§ WHAT THIS TASK INVOLVES
Leave out every picture, then transcribe the rest of the listing exactly.

§ SUPPLIED DATA
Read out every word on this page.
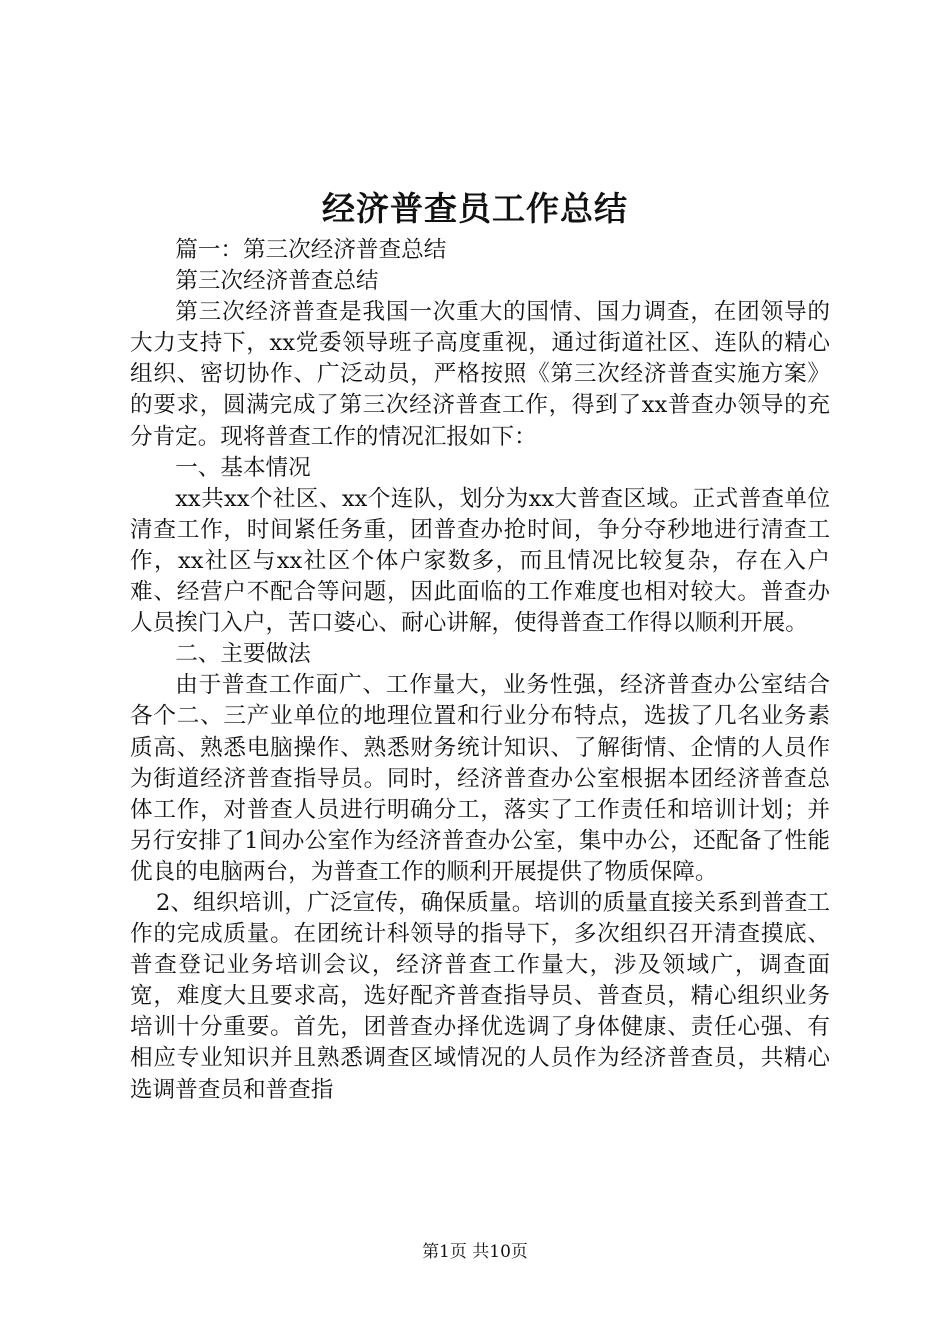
经济普查员工作总结

篇一：第三次经济普查总结

第三次经济普查总结

第三次经济普查是我国一次重大的国情、国力调查，在团领导的大力支持下，xx党委领导班子高度重视，通过街道社区、连队的精心组织、密切协作、广泛动员，严格按照《第三次经济普查实施方案》的要求，圆满完成了第三次经济普查工作，得到了xx普查办领导的充分肯定。现将普查工作的情况汇报如下：

一、基本情况

xx共xx个社区、xx个连队，划分为xx大普查区域。正式普查单位清查工作，时间紧任务重，团普查办抢时间，争分夺秒地进行清查工作，xx社区与xx社区个体户家数多，而且情况比较复杂，存在入户难、经营户不配合等问题，因此面临的工作难度也相对较大。普查办人员挨门入户，苦口婆心、耐心讲解，使得普查工作得以顺利开展。

二、主要做法

由于普查工作面广、工作量大，业务性强，经济普查办公室结合各个二、三产业单位的地理位置和行业分布特点，选拔了几名业务素质高、熟悉电脑操作、熟悉财务统计知识、了解街情、企情的人员作为街道经济普查指导员。同时，经济普查办公室根据本团经济普查总体工作，对普查人员进行明确分工，落实了工作责任和培训计划；并另行安排了1间办公室作为经济普查办公室，集中办公，还配备了性能优良的电脑两台，为普查工作的顺利开展提供了物质保障。

2、组织培训，广泛宣传，确保质量。培训的质量直接关系到普查工作的完成质量。在团统计科领导的指导下，多次组织召开清查摸底、普查登记业务培训会议，经济普查工作量大，涉及领域广，调查面宽，难度大且要求高，选好配齐普查指导员、普查员，精心组织业务培训十分重要。首先，团普查办择优选调了身体健康、责任心强、有相应专业知识并且熟悉调查区域情况的人员作为经济普查员，共精心选调普查员和普查指

第1页 共10页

§ REPLY TO THE EXERCISE
Read out every word on this page.
经济普查员工作总结

篇一：第三次经济普查总结

第三次经济普查总结

第三次经济普查是我国一次重大的国情、国力调查，在团领导的大力支持下，xx党委领导班子高度重视，通过街道社区、连队的精心组织、密切协作、广泛动员，严格按照《第三次经济普查实施方案》的要求，圆满完成了第三次经济普查工作，得到了xx普查办领导的充分肯定。现将普查工作的情况汇报如下：

一、基本情况

xx共xx个社区、xx个连队，划分为xx大普查区域。正式普查单位清查工作，时间紧任务重，团普查办抢时间，争分夺秒地进行清查工作，xx社区与xx社区个体户家数多，而且情况比较复杂，存在入户难、经营户不配合等问题，因此面临的工作难度也相对较大。普查办人员挨门入户，苦口婆心、耐心讲解，使得普查工作得以顺利开展。

二、主要做法

由于普查工作面广、工作量大，业务性强，经济普查办公室结合各个二、三产业单位的地理位置和行业分布特点，选拔了几名业务素质高、熟悉电脑操作、熟悉财务统计知识、了解街情、企情的人员作为街道经济普查指导员。同时，经济普查办公室根据本团经济普查总体工作，对普查人员进行明确分工，落实了工作责任和培训计划；并另行安排了1间办公室作为经济普查办公室，集中办公，还配备了性能优良的电脑两台，为普查工作的顺利开展提供了物质保障。

2、组织培训，广泛宣传，确保质量。培训的质量直接关系到普查工作的完成质量。在团统计科领导的指导下，多次组织召开清查摸底、普查登记业务培训会议，经济普查工作量大，涉及领域广，调查面宽，难度大且要求高，选好配齐普查指导员、普查员，精心组织业务培训十分重要。首先，团普查办择优选调了身体健康、责任心强、有相应专业知识并且熟悉调查区域情况的人员作为经济普查员，共精心选调普查员和普查指

第1页 共10页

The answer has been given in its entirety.